*WHAT TO PRODUCE*
What follows is a set of entries. Repeat them exactly, but not their pictures.

Stored items from a collection:
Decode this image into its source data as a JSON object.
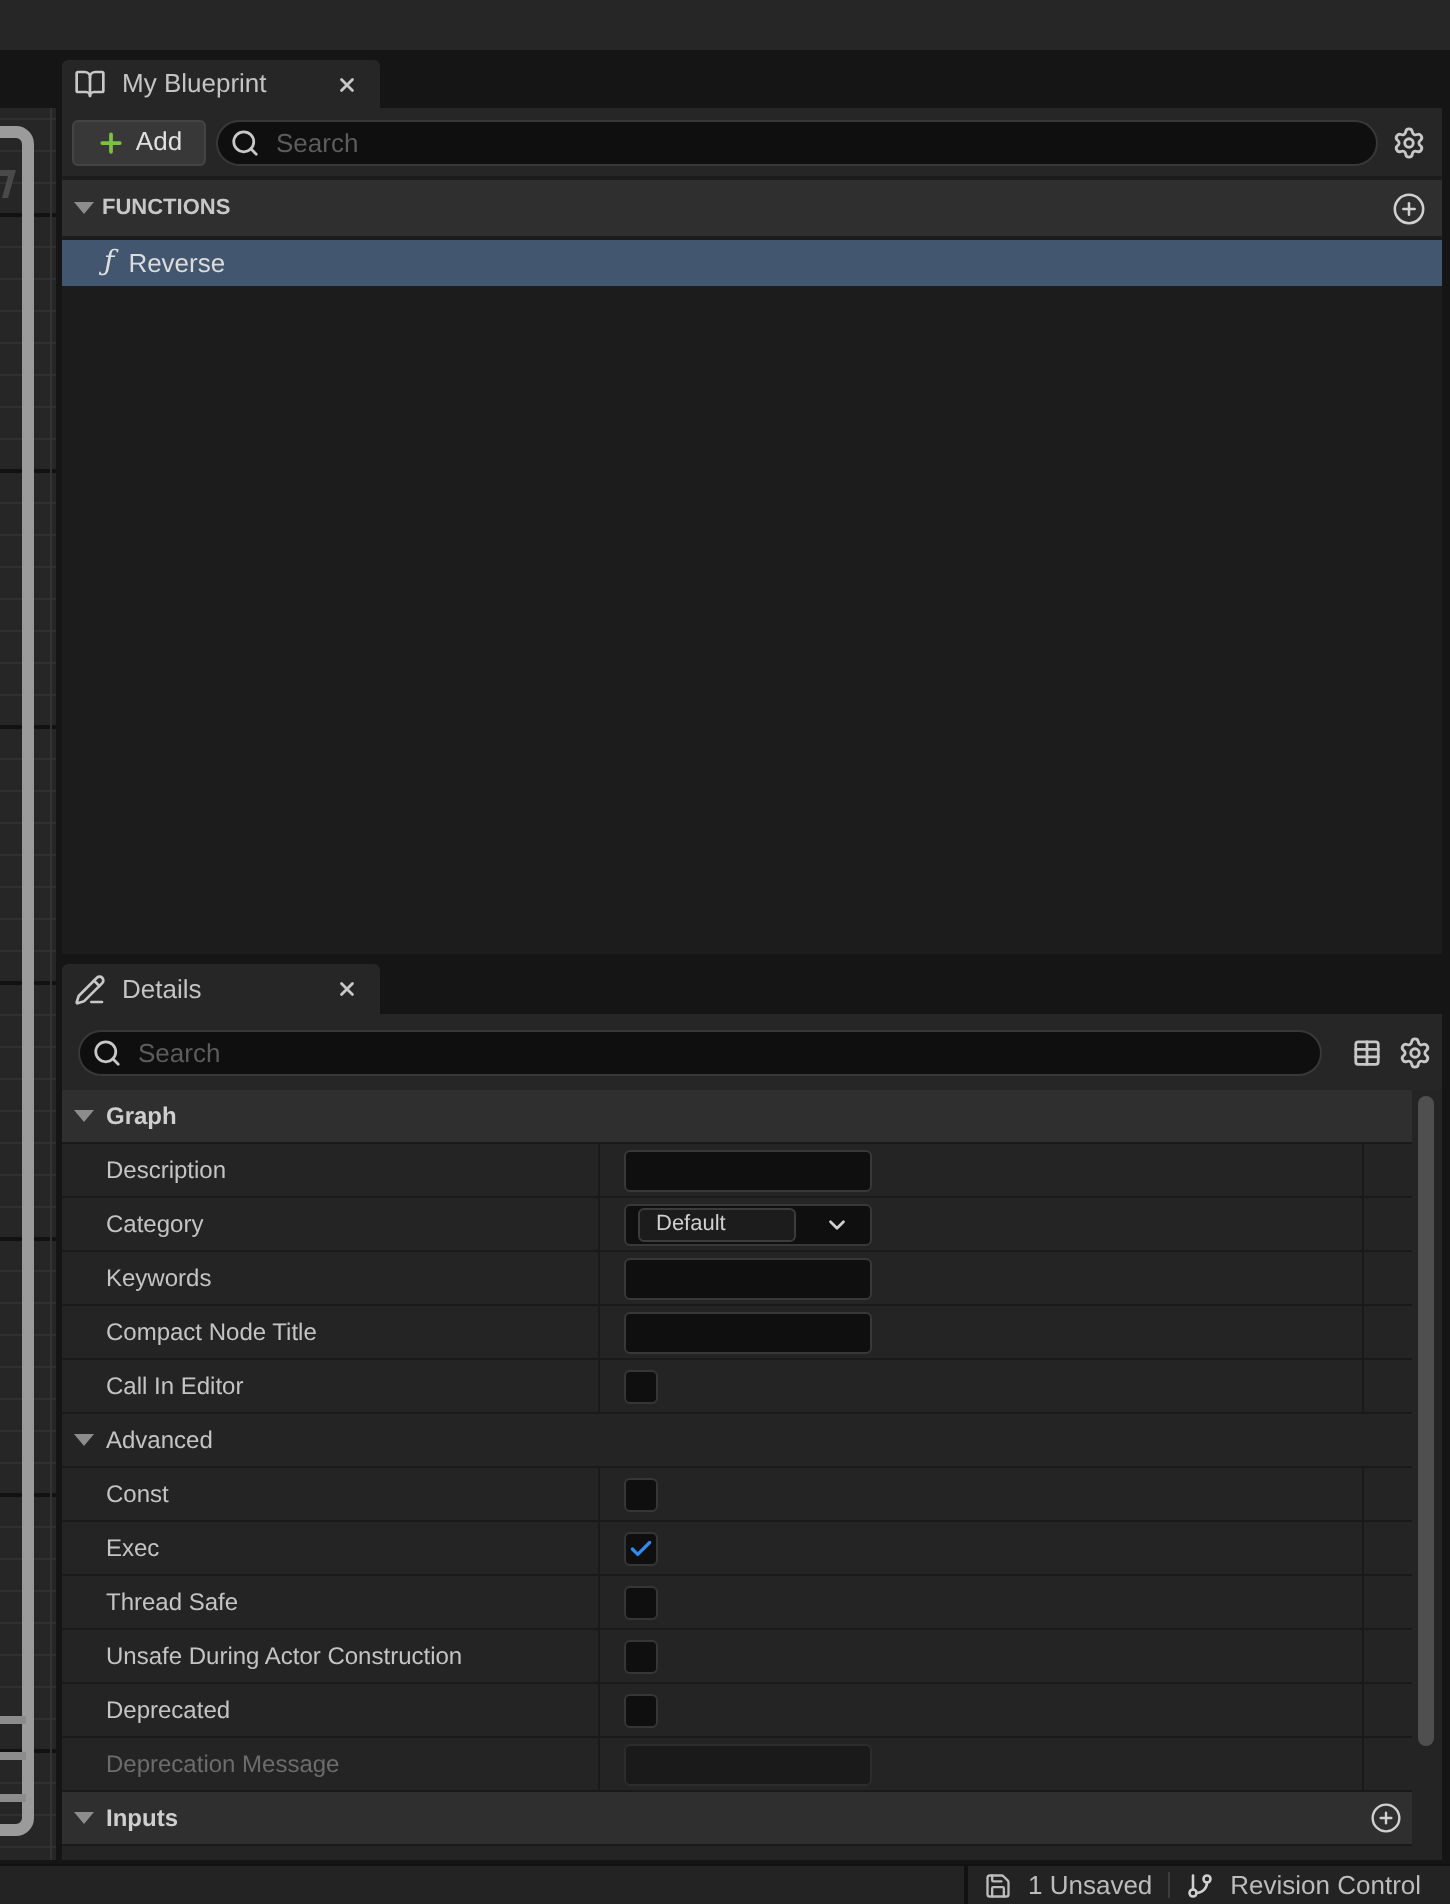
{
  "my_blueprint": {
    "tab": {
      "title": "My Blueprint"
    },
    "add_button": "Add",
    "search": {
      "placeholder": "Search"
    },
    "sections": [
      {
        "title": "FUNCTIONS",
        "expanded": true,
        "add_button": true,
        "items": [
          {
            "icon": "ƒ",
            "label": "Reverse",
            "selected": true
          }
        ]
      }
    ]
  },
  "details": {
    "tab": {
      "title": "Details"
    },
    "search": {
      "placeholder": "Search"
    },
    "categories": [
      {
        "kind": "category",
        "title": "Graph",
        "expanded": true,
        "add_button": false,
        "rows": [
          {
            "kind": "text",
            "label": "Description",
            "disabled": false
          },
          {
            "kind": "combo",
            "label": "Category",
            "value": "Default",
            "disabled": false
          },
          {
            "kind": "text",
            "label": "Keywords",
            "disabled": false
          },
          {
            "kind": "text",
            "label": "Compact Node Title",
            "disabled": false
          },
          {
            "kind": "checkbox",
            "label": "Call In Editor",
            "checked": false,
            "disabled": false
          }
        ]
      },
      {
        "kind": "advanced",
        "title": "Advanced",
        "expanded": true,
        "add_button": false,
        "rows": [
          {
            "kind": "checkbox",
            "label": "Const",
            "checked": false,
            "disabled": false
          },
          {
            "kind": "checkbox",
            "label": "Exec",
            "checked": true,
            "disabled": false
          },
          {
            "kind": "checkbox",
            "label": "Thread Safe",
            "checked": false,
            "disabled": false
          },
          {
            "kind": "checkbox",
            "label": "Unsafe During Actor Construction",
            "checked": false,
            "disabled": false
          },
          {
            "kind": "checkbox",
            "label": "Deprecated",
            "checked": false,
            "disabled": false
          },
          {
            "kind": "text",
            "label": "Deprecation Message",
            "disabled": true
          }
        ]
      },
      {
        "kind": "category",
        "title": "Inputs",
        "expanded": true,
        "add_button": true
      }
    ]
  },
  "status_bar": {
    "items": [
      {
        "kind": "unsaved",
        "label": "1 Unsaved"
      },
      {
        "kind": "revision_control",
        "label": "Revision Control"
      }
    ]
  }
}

*FINAL ANSWER*
Decode this image into its source data as a JSON object.
{
  "my_blueprint": {
    "tab": {
      "title": "My Blueprint"
    },
    "add_button": "Add",
    "search": {
      "placeholder": "Search"
    },
    "sections": [
      {
        "title": "FUNCTIONS",
        "expanded": true,
        "add_button": true,
        "items": [
          {
            "icon": "ƒ",
            "label": "Reverse",
            "selected": true
          }
        ]
      }
    ]
  },
  "details": {
    "tab": {
      "title": "Details"
    },
    "search": {
      "placeholder": "Search"
    },
    "categories": [
      {
        "kind": "category",
        "title": "Graph",
        "expanded": true,
        "add_button": false,
        "rows": [
          {
            "kind": "text",
            "label": "Description",
            "disabled": false
          },
          {
            "kind": "combo",
            "label": "Category",
            "value": "Default",
            "disabled": false
          },
          {
            "kind": "text",
            "label": "Keywords",
            "disabled": false
          },
          {
            "kind": "text",
            "label": "Compact Node Title",
            "disabled": false
          },
          {
            "kind": "checkbox",
            "label": "Call In Editor",
            "checked": false,
            "disabled": false
          }
        ]
      },
      {
        "kind": "advanced",
        "title": "Advanced",
        "expanded": true,
        "add_button": false,
        "rows": [
          {
            "kind": "checkbox",
            "label": "Const",
            "checked": false,
            "disabled": false
          },
          {
            "kind": "checkbox",
            "label": "Exec",
            "checked": true,
            "disabled": false
          },
          {
            "kind": "checkbox",
            "label": "Thread Safe",
            "checked": false,
            "disabled": false
          },
          {
            "kind": "checkbox",
            "label": "Unsafe During Actor Construction",
            "checked": false,
            "disabled": false
          },
          {
            "kind": "checkbox",
            "label": "Deprecated",
            "checked": false,
            "disabled": false
          },
          {
            "kind": "text",
            "label": "Deprecation Message",
            "disabled": true
          }
        ]
      },
      {
        "kind": "category",
        "title": "Inputs",
        "expanded": true,
        "add_button": true
      }
    ]
  },
  "status_bar": {
    "items": [
      {
        "kind": "unsaved",
        "label": "1 Unsaved"
      },
      {
        "kind": "revision_control",
        "label": "Revision Control"
      }
    ]
  }
}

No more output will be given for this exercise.